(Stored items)
━━━━

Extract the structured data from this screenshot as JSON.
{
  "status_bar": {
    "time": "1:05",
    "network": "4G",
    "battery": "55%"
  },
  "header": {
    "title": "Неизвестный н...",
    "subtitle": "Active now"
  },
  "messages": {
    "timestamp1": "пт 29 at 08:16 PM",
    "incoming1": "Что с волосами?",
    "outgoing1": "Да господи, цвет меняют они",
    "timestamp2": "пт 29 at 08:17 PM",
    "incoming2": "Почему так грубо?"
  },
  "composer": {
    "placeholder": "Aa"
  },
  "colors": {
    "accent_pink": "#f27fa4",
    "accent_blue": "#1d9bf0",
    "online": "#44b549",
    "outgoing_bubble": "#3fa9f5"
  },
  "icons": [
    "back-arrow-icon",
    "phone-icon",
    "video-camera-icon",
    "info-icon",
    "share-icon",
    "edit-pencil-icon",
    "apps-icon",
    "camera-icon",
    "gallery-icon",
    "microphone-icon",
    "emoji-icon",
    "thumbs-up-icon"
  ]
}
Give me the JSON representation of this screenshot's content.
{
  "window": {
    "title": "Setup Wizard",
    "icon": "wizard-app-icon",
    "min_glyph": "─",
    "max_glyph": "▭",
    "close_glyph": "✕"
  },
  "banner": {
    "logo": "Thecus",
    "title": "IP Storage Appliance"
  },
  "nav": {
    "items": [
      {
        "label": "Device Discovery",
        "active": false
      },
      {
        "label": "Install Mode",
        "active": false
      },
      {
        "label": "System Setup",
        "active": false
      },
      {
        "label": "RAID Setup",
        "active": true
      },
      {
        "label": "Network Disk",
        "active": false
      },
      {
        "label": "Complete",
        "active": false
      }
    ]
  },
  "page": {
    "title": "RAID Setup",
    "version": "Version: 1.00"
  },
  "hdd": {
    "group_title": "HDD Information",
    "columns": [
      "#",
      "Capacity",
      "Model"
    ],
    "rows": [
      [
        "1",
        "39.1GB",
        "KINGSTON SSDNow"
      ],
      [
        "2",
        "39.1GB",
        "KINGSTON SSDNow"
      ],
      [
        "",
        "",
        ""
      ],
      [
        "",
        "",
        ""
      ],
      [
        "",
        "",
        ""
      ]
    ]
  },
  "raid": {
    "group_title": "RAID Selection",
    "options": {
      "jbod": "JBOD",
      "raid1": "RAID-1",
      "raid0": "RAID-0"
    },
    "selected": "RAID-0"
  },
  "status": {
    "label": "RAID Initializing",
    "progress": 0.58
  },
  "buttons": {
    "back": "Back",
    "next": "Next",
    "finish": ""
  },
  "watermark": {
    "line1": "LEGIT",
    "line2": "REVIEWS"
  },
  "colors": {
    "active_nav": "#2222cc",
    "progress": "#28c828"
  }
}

━━━━

• **Request**
Repeat every entry exactly, please.

• **Answer to the exercise**
Extract the structured data from this screenshot as JSON.
{
  "status_bar": {
    "time": "1:05",
    "network": "4G",
    "battery": "55%"
  },
  "header": {
    "title": "Неизвестный н...",
    "subtitle": "Active now"
  },
  "messages": {
    "timestamp1": "пт 29 at 08:16 PM",
    "incoming1": "Что с волосами?",
    "outgoing1": "Да господи, цвет меняют они",
    "timestamp2": "пт 29 at 08:17 PM",
    "incoming2": "Почему так грубо?"
  },
  "composer": {
    "placeholder": "Aa"
  },
  "colors": {
    "accent_pink": "#f27fa4",
    "accent_blue": "#1d9bf0",
    "online": "#44b549",
    "outgoing_bubble": "#3fa9f5"
  },
  "icons": [
    "back-arrow-icon",
    "phone-icon",
    "video-camera-icon",
    "info-icon",
    "share-icon",
    "edit-pencil-icon",
    "apps-icon",
    "camera-icon",
    "gallery-icon",
    "microphone-icon",
    "emoji-icon",
    "thumbs-up-icon"
  ]
}
Give me the JSON representation of this screenshot's content.
{
  "window": {
    "title": "Setup Wizard",
    "icon": "wizard-app-icon",
    "min_glyph": "─",
    "max_glyph": "▭",
    "close_glyph": "✕"
  },
  "banner": {
    "logo": "Thecus",
    "title": "IP Storage Appliance"
  },
  "nav": {
    "items": [
      {
        "label": "Device Discovery",
        "active": false
      },
      {
        "label": "Install Mode",
        "active": false
      },
      {
        "label": "System Setup",
        "active": false
      },
      {
        "label": "RAID Setup",
        "active": true
      },
      {
        "label": "Network Disk",
        "active": false
      },
      {
        "label": "Complete",
        "active": false
      }
    ]
  },
  "page": {
    "title": "RAID Setup",
    "version": "Version: 1.00"
  },
  "hdd": {
    "group_title": "HDD Information",
    "columns": [
      "#",
      "Capacity",
      "Model"
    ],
    "rows": [
      [
        "1",
        "39.1GB",
        "KINGSTON SSDNow"
      ],
      [
        "2",
        "39.1GB",
        "KINGSTON SSDNow"
      ],
      [
        "",
        "",
        ""
      ],
      [
        "",
        "",
        ""
      ],
      [
        "",
        "",
        ""
      ]
    ]
  },
  "raid": {
    "group_title": "RAID Selection",
    "options": {
      "jbod": "JBOD",
      "raid1": "RAID-1",
      "raid0": "RAID-0"
    },
    "selected": "RAID-0"
  },
  "status": {
    "label": "RAID Initializing",
    "progress": 0.58
  },
  "buttons": {
    "back": "Back",
    "next": "Next",
    "finish": ""
  },
  "watermark": {
    "line1": "LEGIT",
    "line2": "REVIEWS"
  },
  "colors": {
    "active_nav": "#2222cc",
    "progress": "#28c828"
  }
}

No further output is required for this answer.